■ Exercise brief:
A word-for-word copy of the entries, with images excluded, is the expected answer.
START Data supplied
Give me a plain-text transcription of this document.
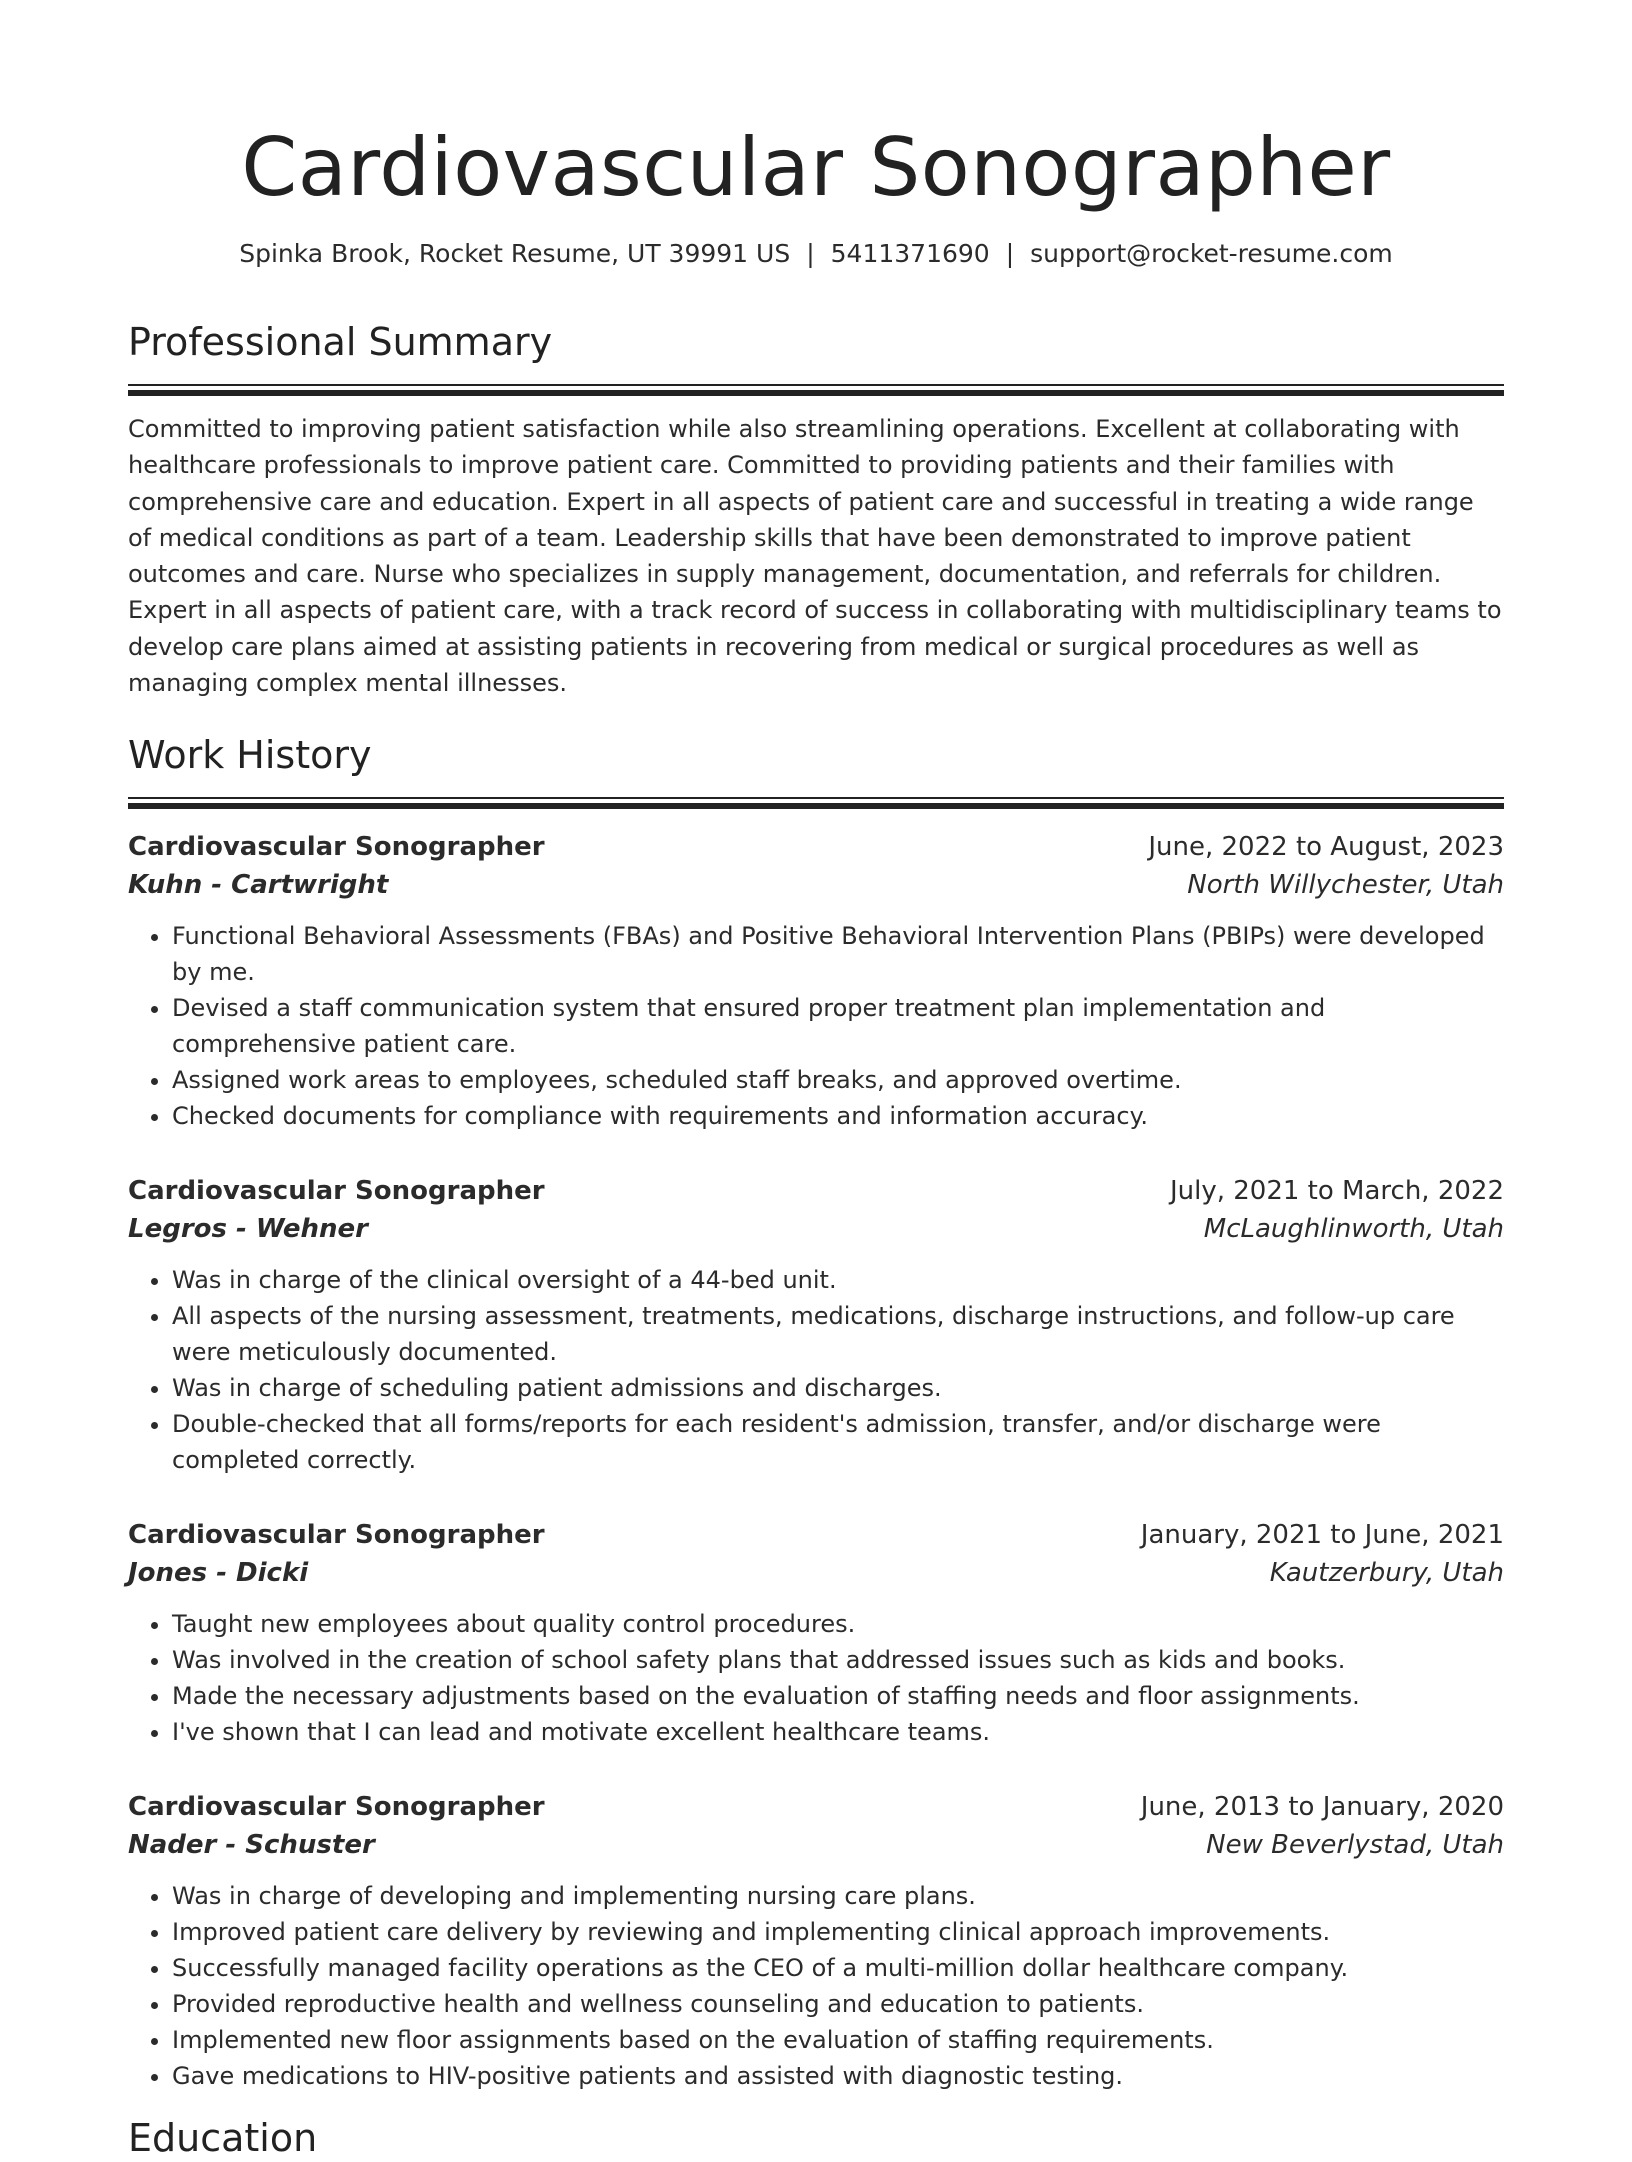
Cardiovascular Sonographer
Spinka Brook, Rocket Resume, UT 39991 US | 5411371690 | support@rocket-resume.com
Professional Summary

Committed to improving patient satisfaction while also streamlining operations. Excellent at collaborating with healthcare professionals to improve patient care. Committed to providing patients and their families with comprehensive care and education. Expert in all aspects of patient care and successful in treating a wide range of medical conditions as part of a team. Leadership skills that have been demonstrated to improve patient outcomes and care. Nurse who specializes in supply management, documentation, and referrals for children. Expert in all aspects of patient care, with a track record of success in collaborating with multidisciplinary teams to develop care plans aimed at assisting patients in recovering from medical or surgical procedures as well as managing complex mental illnesses.

Work History
Cardiovascular Sonographer	June, 2022 to August, 2023
Kuhn - Cartwright	North Willychester, Utah
• Functional Behavioral Assessments (FBAs) and Positive Behavioral Intervention Plans (PBIPs) were developed by me.
• Devised a staff communication system that ensured proper treatment plan implementation and comprehensive patient care.
• Assigned work areas to employees, scheduled staff breaks, and approved overtime.
• Checked documents for compliance with requirements and information accuracy.
Cardiovascular Sonographer	July, 2021 to March, 2022
Legros - Wehner	McLaughlinworth, Utah
• Was in charge of the clinical oversight of a 44-bed unit.
• All aspects of the nursing assessment, treatments, medications, discharge instructions, and follow-up care were meticulously documented.
• Was in charge of scheduling patient admissions and discharges.
• Double-checked that all forms/reports for each resident's admission, transfer, and/or discharge were completed correctly.
Cardiovascular Sonographer	January, 2021 to June, 2021
Jones - Dicki	Kautzerbury, Utah
• Taught new employees about quality control procedures.
• Was involved in the creation of school safety plans that addressed issues such as kids and books.
• Made the necessary adjustments based on the evaluation of staffing needs and floor assignments.
• I've shown that I can lead and motivate excellent healthcare teams.
Cardiovascular Sonographer	June, 2013 to January, 2020
Nader - Schuster	New Beverlystad, Utah
• Was in charge of developing and implementing nursing care plans.
• Improved patient care delivery by reviewing and implementing clinical approach improvements.
• Successfully managed facility operations as the CEO of a multi-million dollar healthcare company.
• Provided reproductive health and wellness counseling and education to patients.
• Implemented new floor assignments based on the evaluation of staffing requirements.
• Gave medications to HIV-positive patients and assisted with diagnostic testing.
Education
END Data supplied
■ Reply to the exercise:
Give me a plain-text transcription of this document.
Cardiovascular Sonographer
Spinka Brook, Rocket Resume, UT 39991 US | 5411371690 | support@rocket-resume.com
Professional Summary

Committed to improving patient satisfaction while also streamlining operations. Excellent at collaborating with healthcare professionals to improve patient care. Committed to providing patients and their families with comprehensive care and education. Expert in all aspects of patient care and successful in treating a wide range of medical conditions as part of a team. Leadership skills that have been demonstrated to improve patient outcomes and care. Nurse who specializes in supply management, documentation, and referrals for children. Expert in all aspects of patient care, with a track record of success in collaborating with multidisciplinary teams to develop care plans aimed at assisting patients in recovering from medical or surgical procedures as well as managing complex mental illnesses.

Work History
Cardiovascular Sonographer	June, 2022 to August, 2023
Kuhn - Cartwright	North Willychester, Utah
• Functional Behavioral Assessments (FBAs) and Positive Behavioral Intervention Plans (PBIPs) were developed by me.
• Devised a staff communication system that ensured proper treatment plan implementation and comprehensive patient care.
• Assigned work areas to employees, scheduled staff breaks, and approved overtime.
• Checked documents for compliance with requirements and information accuracy.
Cardiovascular Sonographer	July, 2021 to March, 2022
Legros - Wehner	McLaughlinworth, Utah
• Was in charge of the clinical oversight of a 44-bed unit.
• All aspects of the nursing assessment, treatments, medications, discharge instructions, and follow-up care were meticulously documented.
• Was in charge of scheduling patient admissions and discharges.
• Double-checked that all forms/reports for each resident's admission, transfer, and/or discharge were completed correctly.
Cardiovascular Sonographer	January, 2021 to June, 2021
Jones - Dicki	Kautzerbury, Utah
• Taught new employees about quality control procedures.
• Was involved in the creation of school safety plans that addressed issues such as kids and books.
• Made the necessary adjustments based on the evaluation of staffing needs and floor assignments.
• I've shown that I can lead and motivate excellent healthcare teams.
Cardiovascular Sonographer	June, 2013 to January, 2020
Nader - Schuster	New Beverlystad, Utah
• Was in charge of developing and implementing nursing care plans.
• Improved patient care delivery by reviewing and implementing clinical approach improvements.
• Successfully managed facility operations as the CEO of a multi-million dollar healthcare company.
• Provided reproductive health and wellness counseling and education to patients.
• Implemented new floor assignments based on the evaluation of staffing requirements.
• Gave medications to HIV-positive patients and assisted with diagnostic testing.
Education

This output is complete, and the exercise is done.